Where does the string "log₁₀" appear in the records? Copy every line that contains it.

____ RECORDS PROVIDED

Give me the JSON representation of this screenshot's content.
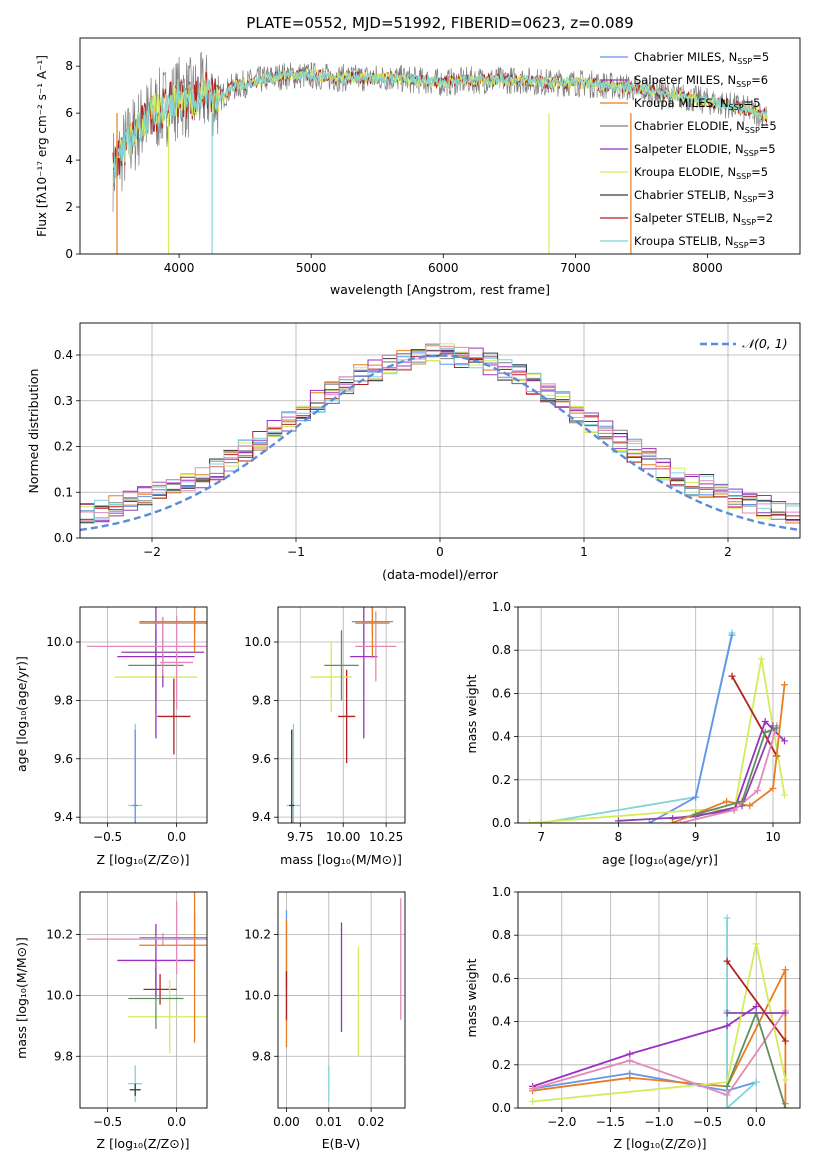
{
  "title": "PLATE=0552, MJD=51992, FIBERID=0623, z=0.089",
  "colors": {
    "Chabrier MILES": "#6495ed",
    "Salpeter MILES": "#8e44ad",
    "Kroupa MILES": "#e67e22",
    "Chabrier ELODIE": "#808080",
    "Salpeter ELODIE": "#9b30c0",
    "Kroupa ELODIE": "#d4ec5a",
    "Chabrier STELIB": "#3a3a3a",
    "Salpeter STELIB": "#b22222",
    "Kroupa STELIB": "#7fd4d8",
    "extra_pink": "#e38ab8",
    "extra_green": "#5f8f5f",
    "normal_curve": "#5b8bd9"
  },
  "chart_data": [
    {
      "id": "spectrum",
      "type": "line",
      "xlabel": "wavelength [Angstrom, rest frame]",
      "ylabel": "Flux [fλ10⁻¹⁷ erg cm⁻² s⁻¹ A⁻¹]",
      "xlim": [
        3250,
        8700
      ],
      "ylim": [
        0,
        9.2
      ],
      "xticks": [
        4000,
        5000,
        6000,
        7000,
        8000
      ],
      "yticks": [
        0,
        2,
        4,
        6,
        8
      ],
      "grid": false,
      "legend_position": "right",
      "continuum": [
        [
          3500,
          3.6
        ],
        [
          3600,
          4.6
        ],
        [
          3700,
          5.4
        ],
        [
          3800,
          6.0
        ],
        [
          3900,
          6.3
        ],
        [
          4000,
          6.7
        ],
        [
          4100,
          6.6
        ],
        [
          4200,
          6.9
        ],
        [
          4300,
          6.6
        ],
        [
          4400,
          7.1
        ],
        [
          4600,
          7.4
        ],
        [
          4800,
          7.6
        ],
        [
          5000,
          7.6
        ],
        [
          5200,
          7.5
        ],
        [
          5400,
          7.5
        ],
        [
          5600,
          7.5
        ],
        [
          5800,
          7.4
        ],
        [
          6000,
          7.3
        ],
        [
          6200,
          7.4
        ],
        [
          6400,
          7.4
        ],
        [
          6600,
          7.4
        ],
        [
          6800,
          7.3
        ],
        [
          7000,
          7.3
        ],
        [
          7200,
          7.2
        ],
        [
          7400,
          7.1
        ],
        [
          7600,
          6.9
        ],
        [
          7800,
          6.7
        ],
        [
          8000,
          6.5
        ],
        [
          8200,
          6.3
        ],
        [
          8450,
          5.9
        ]
      ],
      "legend": [
        {
          "name": "Chabrier MILES, N",
          "sub": "SSP",
          "n": "=5",
          "color": "#6495ed"
        },
        {
          "name": "Salpeter MILES, N",
          "sub": "SSP",
          "n": "=6",
          "color": "#8e44ad"
        },
        {
          "name": "Kroupa MILES, N",
          "sub": "SSP",
          "n": "=5",
          "color": "#e67e22"
        },
        {
          "name": "Chabrier ELODIE, N",
          "sub": "SSP",
          "n": "=5",
          "color": "#808080"
        },
        {
          "name": "Salpeter ELODIE, N",
          "sub": "SSP",
          "n": "=5",
          "color": "#9b30c0"
        },
        {
          "name": "Kroupa ELODIE, N",
          "sub": "SSP",
          "n": "=5",
          "color": "#d4ec5a"
        },
        {
          "name": "Chabrier STELIB, N",
          "sub": "SSP",
          "n": "=3",
          "color": "#3a3a3a"
        },
        {
          "name": "Salpeter STELIB, N",
          "sub": "SSP",
          "n": "=2",
          "color": "#b22222"
        },
        {
          "name": "Kroupa STELIB, N",
          "sub": "SSP",
          "n": "=3",
          "color": "#7fd4d8"
        }
      ]
    },
    {
      "id": "residuals",
      "type": "histogram",
      "xlabel": "(data-model)/error",
      "ylabel": "Normed distribution",
      "xlim": [
        -2.5,
        2.5
      ],
      "ylim": [
        0,
        0.47
      ],
      "xticks": [
        -2,
        -1,
        0,
        1,
        2
      ],
      "yticks": [
        0.0,
        0.1,
        0.2,
        0.3,
        0.4
      ],
      "grid": true,
      "legend": [
        {
          "name": "𝒩(0, 1)",
          "style": "dashed",
          "color": "#5b8bd9"
        }
      ],
      "legend_position": "top-right"
    },
    {
      "id": "age_vs_Z",
      "type": "errorbar",
      "xlabel": "Z [log₁₀(Z/Z⊙)]",
      "ylabel": "age  [log₁₀(age/yr)]",
      "xlim": [
        -0.7,
        0.22
      ],
      "ylim": [
        9.38,
        10.12
      ],
      "xticks": [
        -0.5,
        0.0
      ],
      "yticks": [
        9.4,
        9.6,
        9.8,
        10.0
      ],
      "grid": true,
      "points": [
        {
          "x": -0.3,
          "xerr": 0.05,
          "y": 9.44,
          "yerr": 0.28,
          "color": "#7fd4d8"
        },
        {
          "x": -0.3,
          "xerr": 0.02,
          "y": 9.44,
          "yerr": 0.26,
          "color": "#6495ed"
        },
        {
          "x": -0.02,
          "xerr": 0.12,
          "y": 9.745,
          "yerr": 0.13,
          "color": "#b22222"
        },
        {
          "x": -0.15,
          "xerr": 0.3,
          "y": 9.88,
          "yerr": 0.1,
          "color": "#d4ec5a"
        },
        {
          "x": -0.15,
          "xerr": 0.2,
          "y": 9.92,
          "yerr": 0.12,
          "color": "#5f8f5f"
        },
        {
          "x": -0.15,
          "xerr": 0.28,
          "y": 9.95,
          "yerr": 0.28,
          "color": "#9b30c0"
        },
        {
          "x": -0.1,
          "xerr": 0.3,
          "y": 9.965,
          "yerr": 0.12,
          "color": "#8e44ad"
        },
        {
          "x": 0.0,
          "xerr": 0.12,
          "y": 9.93,
          "yerr": 0.16,
          "color": "#e38ab8"
        },
        {
          "x": -0.1,
          "xerr": 0.55,
          "y": 9.985,
          "yerr": 0.1,
          "color": "#e38ab8"
        },
        {
          "x": 0.13,
          "xerr": 0.4,
          "y": 10.07,
          "yerr": 0.04,
          "color": "#6495ed"
        },
        {
          "x": 0.13,
          "xerr": 0.4,
          "y": 10.065,
          "yerr": 0.1,
          "color": "#e67e22"
        }
      ]
    },
    {
      "id": "age_vs_mass",
      "type": "errorbar",
      "xlabel": "mass [log₁₀(M/M⊙)]",
      "ylabel": "",
      "xlim": [
        9.62,
        10.36
      ],
      "ylim": [
        9.38,
        10.12
      ],
      "xticks": [
        9.75,
        10.0,
        10.25
      ],
      "yticks": [
        9.4,
        9.6,
        9.8,
        10.0
      ],
      "grid": true,
      "points": [
        {
          "x": 9.71,
          "xerr": 0.04,
          "y": 9.44,
          "yerr": 0.28,
          "color": "#7fd4d8"
        },
        {
          "x": 9.7,
          "xerr": 0.015,
          "y": 9.44,
          "yerr": 0.26,
          "color": "#3a3a3a"
        },
        {
          "x": 10.02,
          "xerr": 0.05,
          "y": 9.745,
          "yerr": 0.16,
          "color": "#b22222"
        },
        {
          "x": 9.93,
          "xerr": 0.12,
          "y": 9.88,
          "yerr": 0.12,
          "color": "#d4ec5a"
        },
        {
          "x": 9.99,
          "xerr": 0.1,
          "y": 9.92,
          "yerr": 0.12,
          "color": "#5f8f5f"
        },
        {
          "x": 10.12,
          "xerr": 0.08,
          "y": 9.95,
          "yerr": 0.28,
          "color": "#9b30c0"
        },
        {
          "x": 10.19,
          "xerr": 0.12,
          "y": 9.985,
          "yerr": 0.12,
          "color": "#e38ab8"
        },
        {
          "x": 10.17,
          "xerr": 0.12,
          "y": 10.07,
          "yerr": 0.05,
          "color": "#6495ed"
        },
        {
          "x": 10.17,
          "xerr": 0.1,
          "y": 10.065,
          "yerr": 0.12,
          "color": "#e67e22"
        }
      ]
    },
    {
      "id": "weight_vs_age",
      "type": "line",
      "xlabel": "age  [log₁₀(age/yr)]",
      "ylabel": "mass weight",
      "xlim": [
        6.7,
        10.35
      ],
      "ylim": [
        0,
        1.0
      ],
      "xticks": [
        7,
        8,
        9,
        10
      ],
      "yticks": [
        0.0,
        0.2,
        0.4,
        0.6,
        0.8,
        1.0
      ],
      "grid": true,
      "series": [
        {
          "color": "#7fd4d8",
          "x": [
            7.0,
            9.0,
            9.47
          ],
          "y": [
            0.0,
            0.12,
            0.88
          ]
        },
        {
          "color": "#6495ed",
          "x": [
            8.4,
            9.0,
            9.47
          ],
          "y": [
            0.0,
            0.12,
            0.87
          ]
        },
        {
          "color": "#d4ec5a",
          "x": [
            6.85,
            9.0,
            9.5,
            9.85,
            10.15
          ],
          "y": [
            0.0,
            0.06,
            0.06,
            0.76,
            0.13
          ]
        },
        {
          "color": "#b22222",
          "x": [
            9.47,
            10.05
          ],
          "y": [
            0.68,
            0.31
          ]
        },
        {
          "color": "#9b30c0",
          "x": [
            8.7,
            9.5,
            9.9,
            10.15
          ],
          "y": [
            0.02,
            0.06,
            0.47,
            0.38
          ]
        },
        {
          "color": "#8e44ad",
          "x": [
            8.0,
            9.0,
            9.6,
            10.0
          ],
          "y": [
            0.01,
            0.03,
            0.08,
            0.45
          ]
        },
        {
          "color": "#e67e22",
          "x": [
            8.7,
            9.4,
            9.7,
            10.0,
            10.15
          ],
          "y": [
            0.0,
            0.1,
            0.08,
            0.16,
            0.64
          ]
        },
        {
          "color": "#e38ab8",
          "x": [
            8.8,
            9.5,
            9.8,
            10.05
          ],
          "y": [
            0.0,
            0.06,
            0.15,
            0.45
          ]
        },
        {
          "color": "#5f8f5f",
          "x": [
            9.0,
            9.6,
            9.9,
            10.05
          ],
          "y": [
            0.04,
            0.1,
            0.42,
            0.44
          ]
        }
      ]
    },
    {
      "id": "mass_vs_Z",
      "type": "errorbar",
      "xlabel": "Z [log₁₀(Z/Z⊙)]",
      "ylabel": "mass [log₁₀(M/M⊙)]",
      "xlim": [
        -0.7,
        0.22
      ],
      "ylim": [
        9.63,
        10.34
      ],
      "xticks": [
        -0.5,
        0.0
      ],
      "yticks": [
        9.8,
        10.0,
        10.2
      ],
      "grid": true,
      "points": [
        {
          "x": -0.3,
          "xerr": 0.05,
          "y": 9.71,
          "yerr": 0.06,
          "color": "#7fd4d8"
        },
        {
          "x": -0.3,
          "xerr": 0.04,
          "y": 9.69,
          "yerr": 0.02,
          "color": "#3a3a3a"
        },
        {
          "x": -0.12,
          "xerr": 0.12,
          "y": 10.02,
          "yerr": 0.05,
          "color": "#b22222"
        },
        {
          "x": -0.05,
          "xerr": 0.3,
          "y": 9.93,
          "yerr": 0.12,
          "color": "#d4ec5a"
        },
        {
          "x": -0.15,
          "xerr": 0.2,
          "y": 9.99,
          "yerr": 0.1,
          "color": "#5f8f5f"
        },
        {
          "x": -0.15,
          "xerr": 0.28,
          "y": 10.115,
          "yerr": 0.12,
          "color": "#9b30c0"
        },
        {
          "x": 0.0,
          "xerr": 0.02,
          "y": 10.19,
          "yerr": 0.12,
          "color": "#e38ab8"
        },
        {
          "x": -0.1,
          "xerr": 0.55,
          "y": 10.185,
          "yerr": 0.02,
          "color": "#e38ab8"
        },
        {
          "x": 0.13,
          "xerr": 0.4,
          "y": 10.19,
          "yerr": 0.08,
          "color": "#6495ed"
        },
        {
          "x": 0.13,
          "xerr": 0.4,
          "y": 10.165,
          "yerr": 0.32,
          "color": "#e67e22"
        }
      ]
    },
    {
      "id": "mass_vs_ebv",
      "type": "errorbar",
      "xlabel": "E(B-V)",
      "ylabel": "",
      "xlim": [
        -0.002,
        0.028
      ],
      "ylim": [
        9.63,
        10.34
      ],
      "xticks": [
        0.0,
        0.01,
        0.02
      ],
      "yticks": [
        9.8,
        10.0,
        10.2
      ],
      "grid": true,
      "points": [
        {
          "x": 0.0,
          "xerr": 0,
          "y": 10.15,
          "yerr": 0.13,
          "color": "#6495ed"
        },
        {
          "x": 0.0,
          "xerr": 0,
          "y": 10.04,
          "yerr": 0.21,
          "color": "#e67e22"
        },
        {
          "x": 0.0,
          "xerr": 0,
          "y": 10.0,
          "yerr": 0.08,
          "color": "#b22222"
        },
        {
          "x": 0.01,
          "xerr": 0,
          "y": 9.71,
          "yerr": 0.06,
          "color": "#7fd4d8"
        },
        {
          "x": 0.013,
          "xerr": 0,
          "y": 10.06,
          "yerr": 0.18,
          "color": "#9b30c0"
        },
        {
          "x": 0.017,
          "xerr": 0,
          "y": 9.98,
          "yerr": 0.18,
          "color": "#d4ec5a"
        },
        {
          "x": 0.027,
          "xerr": 0,
          "y": 10.12,
          "yerr": 0.2,
          "color": "#e38ab8"
        }
      ]
    },
    {
      "id": "weight_vs_Z",
      "type": "line",
      "xlabel": "Z [log₁₀(Z/Z⊙)]",
      "ylabel": "mass weight",
      "xlim": [
        -2.45,
        0.45
      ],
      "ylim": [
        0,
        1.0
      ],
      "xticks": [
        -2.0,
        -1.5,
        -1.0,
        -0.5,
        0.0
      ],
      "yticks": [
        0.0,
        0.2,
        0.4,
        0.6,
        0.8,
        1.0
      ],
      "grid": true,
      "series": [
        {
          "color": "#6495ed",
          "x": [
            -2.3,
            -1.3,
            -0.3,
            0.0
          ],
          "y": [
            0.09,
            0.16,
            0.08,
            0.12
          ]
        },
        {
          "color": "#7fd4d8",
          "x": [
            -0.3,
            -0.3,
            -0.3,
            0.0
          ],
          "y": [
            0.88,
            0.45,
            0.0,
            0.12
          ]
        },
        {
          "color": "#9b30c0",
          "x": [
            -2.3,
            -1.3,
            -0.3,
            0.0
          ],
          "y": [
            0.1,
            0.25,
            0.38,
            0.47
          ]
        },
        {
          "color": "#e67e22",
          "x": [
            -2.3,
            -1.3,
            -0.3,
            0.3,
            0.3
          ],
          "y": [
            0.08,
            0.14,
            0.1,
            0.64,
            0.02
          ]
        },
        {
          "color": "#d4ec5a",
          "x": [
            -2.3,
            -0.3,
            0.0,
            0.3
          ],
          "y": [
            0.03,
            0.12,
            0.76,
            0.13
          ]
        },
        {
          "color": "#b22222",
          "x": [
            -0.3,
            0.3
          ],
          "y": [
            0.68,
            0.31
          ]
        },
        {
          "color": "#e38ab8",
          "x": [
            -2.3,
            -1.3,
            -0.3,
            0.3
          ],
          "y": [
            0.09,
            0.22,
            0.06,
            0.45
          ]
        },
        {
          "color": "#5f8f5f",
          "x": [
            -0.3,
            0.0,
            0.3
          ],
          "y": [
            0.1,
            0.44,
            0.0
          ]
        },
        {
          "color": "#8e44ad",
          "x": [
            -0.3,
            0.3
          ],
          "y": [
            0.44,
            0.44
          ]
        }
      ]
    }
  ]
}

________

(RESULT OF THE TASK)
      "xlabel": "Z [log₁₀(Z/Z⊙)]",
      "ylabel": "age  [log₁₀(age/yr)]",
      "xlabel": "mass [log₁₀(M/M⊙)]",
      "xlabel": "age  [log₁₀(age/yr)]",
      "xlabel": "Z [log₁₀(Z/Z⊙)]",
      "ylabel": "mass [log₁₀(M/M⊙)]",
      "xlabel": "Z [log₁₀(Z/Z⊙)]",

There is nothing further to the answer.